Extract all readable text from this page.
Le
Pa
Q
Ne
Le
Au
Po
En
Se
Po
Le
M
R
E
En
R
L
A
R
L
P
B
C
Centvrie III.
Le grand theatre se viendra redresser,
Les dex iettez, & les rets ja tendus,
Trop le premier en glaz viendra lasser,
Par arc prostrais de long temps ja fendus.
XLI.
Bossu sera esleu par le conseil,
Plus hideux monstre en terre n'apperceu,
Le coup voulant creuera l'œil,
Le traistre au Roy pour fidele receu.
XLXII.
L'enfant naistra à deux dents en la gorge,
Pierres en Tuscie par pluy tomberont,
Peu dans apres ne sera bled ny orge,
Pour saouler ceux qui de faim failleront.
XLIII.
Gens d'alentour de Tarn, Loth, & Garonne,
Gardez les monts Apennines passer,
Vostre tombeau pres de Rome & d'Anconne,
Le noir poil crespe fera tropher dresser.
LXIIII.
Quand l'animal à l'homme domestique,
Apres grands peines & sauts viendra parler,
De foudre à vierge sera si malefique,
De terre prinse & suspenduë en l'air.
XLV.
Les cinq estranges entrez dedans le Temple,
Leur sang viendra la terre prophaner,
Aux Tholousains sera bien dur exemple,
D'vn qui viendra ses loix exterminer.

◆ ◆ ◆ ◆

**What needs to be done:**
Which lines of the data above contain "viendra"? Copy each one.

**Correct output:**
Le grand theatre se viendra redresser,
Trop le premier en glaz viendra lasser,
Apres grands peines & sauts viendra parler,
Leur sang viendra la terre prophaner,
D'vn qui viendra ses loix exterminer.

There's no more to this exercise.